- OBJECTIVE -
For the copy, please give all of the data again exactly and leave the pictures out.

Saved data entries
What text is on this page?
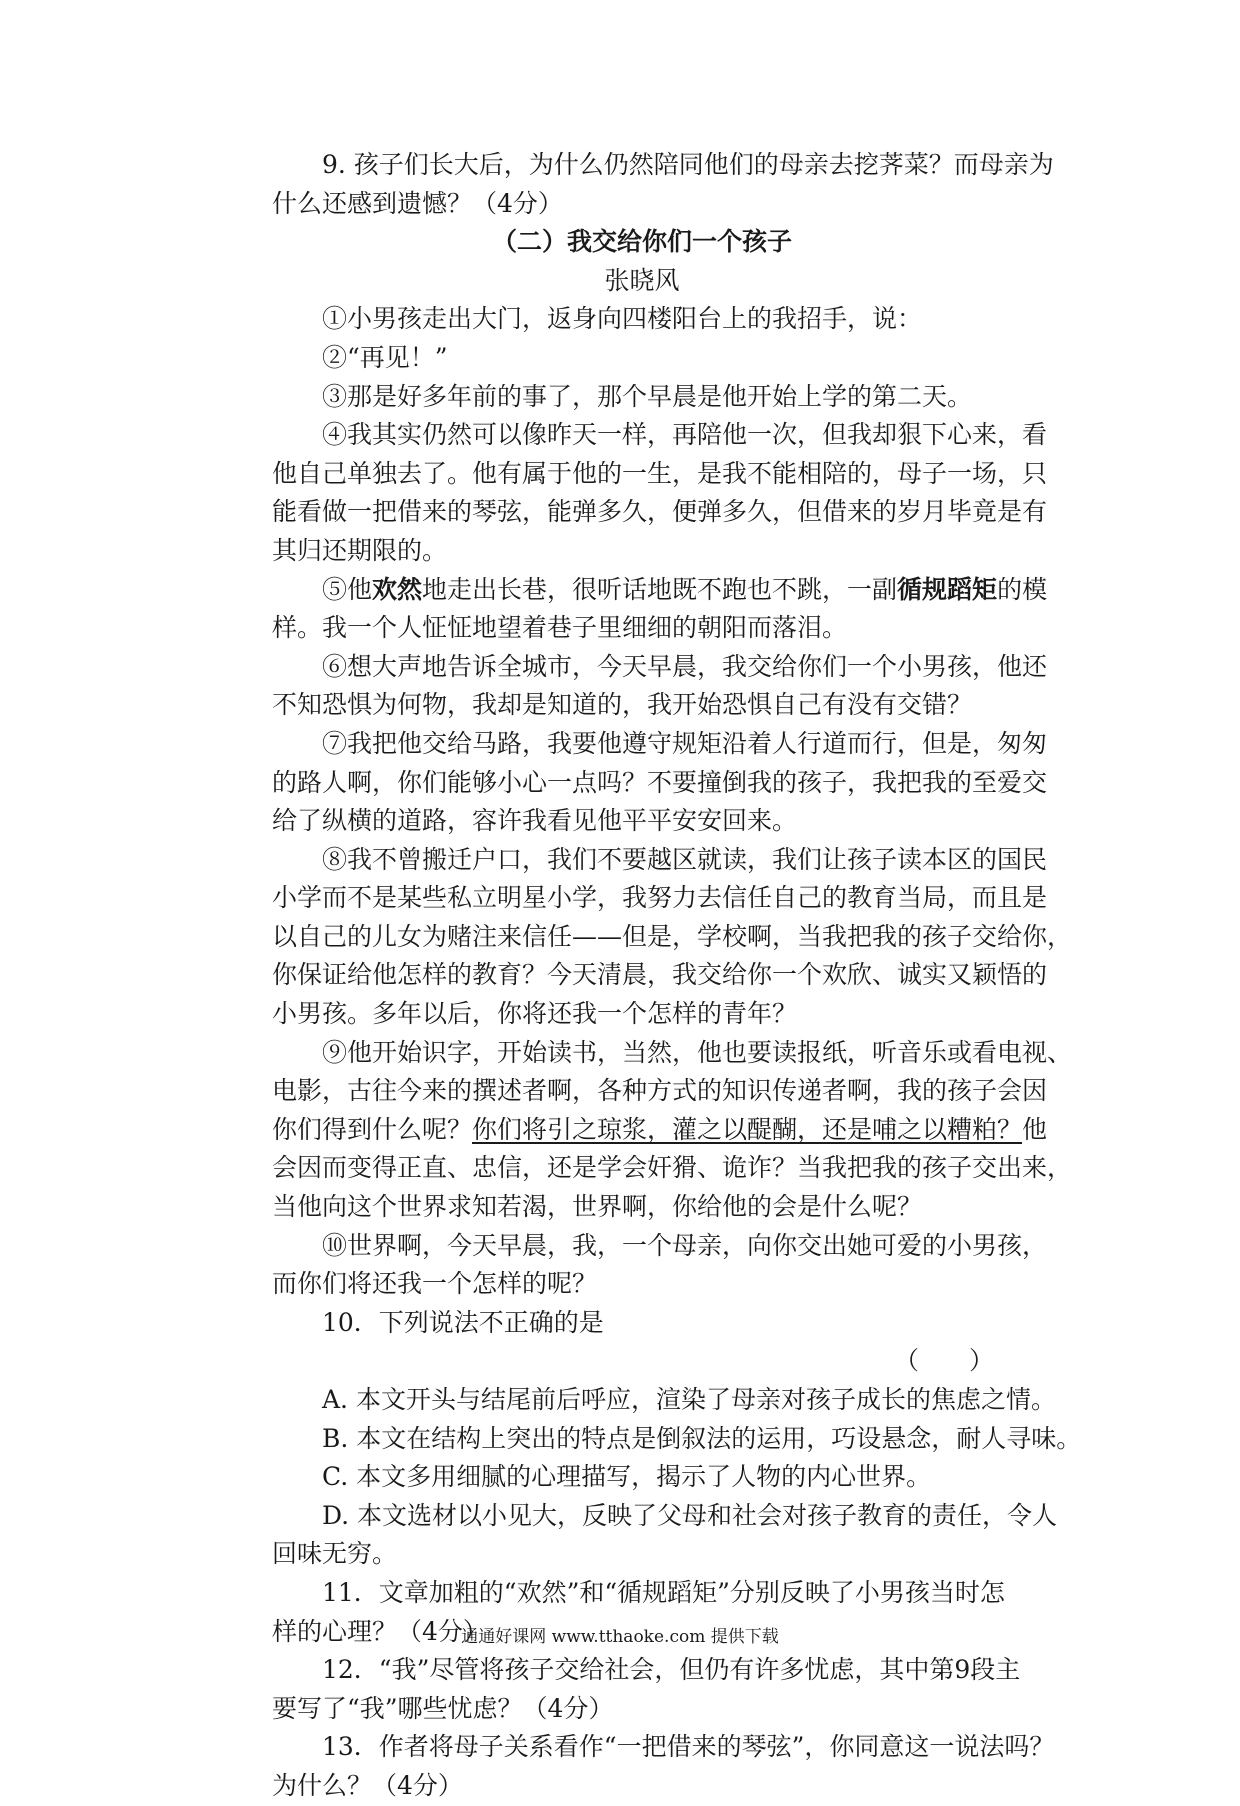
9. 孩子们长大后，为什么仍然陪同他们的母亲去挖荠菜？而母亲为

什么还感到遗憾？（4分）

（二）我交给你们一个孩子

张晓风

①小男孩走出大门，返身向四楼阳台上的我招手，说：

②“再见！”

③那是好多年前的事了，那个早晨是他开始上学的第二天。

④我其实仍然可以像昨天一样，再陪他一次，但我却狠下心来，看

他自己单独去了。他有属于他的一生，是我不能相陪的，母子一场，只

能看做一把借来的琴弦，能弹多久，便弹多久，但借来的岁月毕竟是有

其归还期限的。

⑤他欢然地走出长巷，很听话地既不跑也不跳，一副循规蹈矩的模

样。我一个人怔怔地望着巷子里细细的朝阳而落泪。

⑥想大声地告诉全城市，今天早晨，我交给你们一个小男孩，他还

不知恐惧为何物，我却是知道的，我开始恐惧自己有没有交错？

⑦我把他交给马路，我要他遵守规矩沿着人行道而行，但是，匆匆

的路人啊，你们能够小心一点吗？不要撞倒我的孩子，我把我的至爱交

给了纵横的道路，容许我看见他平平安安回来。

⑧我不曾搬迁户口，我们不要越区就读，我们让孩子读本区的国民

小学而不是某些私立明星小学，我努力去信任自己的教育当局，而且是

以自己的儿女为赌注来信任——但是，学校啊，当我把我的孩子交给你，

你保证给他怎样的教育？今天清晨，我交给你一个欢欣、诚实又颖悟的

小男孩。多年以后，你将还我一个怎样的青年？

⑨他开始识字，开始读书，当然，他也要读报纸，听音乐或看电视、

电影，古往今来的撰述者啊，各种方式的知识传递者啊，我的孩子会因

你们得到什么呢？你们将引之琼浆，灌之以醍醐，还是哺之以糟粕？他

会因而变得正直、忠信，还是学会奸猾、诡诈？当我把我的孩子交出来，

当他向这个世界求知若渴，世界啊，你给他的会是什么呢？

⑩世界啊，今天早晨，我，一个母亲，向你交出她可爱的小男孩，

而你们将还我一个怎样的呢？

10．下列说法不正确的是

（　　）

A. 本文开头与结尾前后呼应，渲染了母亲对孩子成长的焦虑之情。

B. 本文在结构上突出的特点是倒叙法的运用，巧设悬念，耐人寻味。

C. 本文多用细腻的心理描写，揭示了人物的内心世界。

D. 本文选材以小见大，反映了父母和社会对孩子教育的责任，令人

回味无穷。

11．文章加粗的“欢然”和“循规蹈矩”分别反映了小男孩当时怎

样的心理？（4分）

12．“我”尽管将孩子交给社会，但仍有许多忧虑，其中第9段主

要写了“我”哪些忧虑？（4分）

13．作者将母子关系看作“一把借来的琴弦”，你同意这一说法吗？

为什么？（4分）

通通好课网 www.tthaoke.com 提供下载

- SOLVED EXERCISE -
What text is on this page?
9. 孩子们长大后，为什么仍然陪同他们的母亲去挖荠菜？而母亲为

什么还感到遗憾？（4分）

（二）我交给你们一个孩子

张晓风

①小男孩走出大门，返身向四楼阳台上的我招手，说：

②“再见！”

③那是好多年前的事了，那个早晨是他开始上学的第二天。

④我其实仍然可以像昨天一样，再陪他一次，但我却狠下心来，看

他自己单独去了。他有属于他的一生，是我不能相陪的，母子一场，只

能看做一把借来的琴弦，能弹多久，便弹多久，但借来的岁月毕竟是有

其归还期限的。

⑤他欢然地走出长巷，很听话地既不跑也不跳，一副循规蹈矩的模

样。我一个人怔怔地望着巷子里细细的朝阳而落泪。

⑥想大声地告诉全城市，今天早晨，我交给你们一个小男孩，他还

不知恐惧为何物，我却是知道的，我开始恐惧自己有没有交错？

⑦我把他交给马路，我要他遵守规矩沿着人行道而行，但是，匆匆

的路人啊，你们能够小心一点吗？不要撞倒我的孩子，我把我的至爱交

给了纵横的道路，容许我看见他平平安安回来。

⑧我不曾搬迁户口，我们不要越区就读，我们让孩子读本区的国民

小学而不是某些私立明星小学，我努力去信任自己的教育当局，而且是

以自己的儿女为赌注来信任——但是，学校啊，当我把我的孩子交给你，

你保证给他怎样的教育？今天清晨，我交给你一个欢欣、诚实又颖悟的

小男孩。多年以后，你将还我一个怎样的青年？

⑨他开始识字，开始读书，当然，他也要读报纸，听音乐或看电视、

电影，古往今来的撰述者啊，各种方式的知识传递者啊，我的孩子会因

你们得到什么呢？你们将引之琼浆，灌之以醍醐，还是哺之以糟粕？他

会因而变得正直、忠信，还是学会奸猾、诡诈？当我把我的孩子交出来，

当他向这个世界求知若渴，世界啊，你给他的会是什么呢？

⑩世界啊，今天早晨，我，一个母亲，向你交出她可爱的小男孩，

而你们将还我一个怎样的呢？

10．下列说法不正确的是

（　　）

A. 本文开头与结尾前后呼应，渲染了母亲对孩子成长的焦虑之情。

B. 本文在结构上突出的特点是倒叙法的运用，巧设悬念，耐人寻味。

C. 本文多用细腻的心理描写，揭示了人物的内心世界。

D. 本文选材以小见大，反映了父母和社会对孩子教育的责任，令人

回味无穷。

11．文章加粗的“欢然”和“循规蹈矩”分别反映了小男孩当时怎

样的心理？（4分）

12．“我”尽管将孩子交给社会，但仍有许多忧虑，其中第9段主

要写了“我”哪些忧虑？（4分）

13．作者将母子关系看作“一把借来的琴弦”，你同意这一说法吗？

为什么？（4分）

通通好课网 www.tthaoke.com 提供下载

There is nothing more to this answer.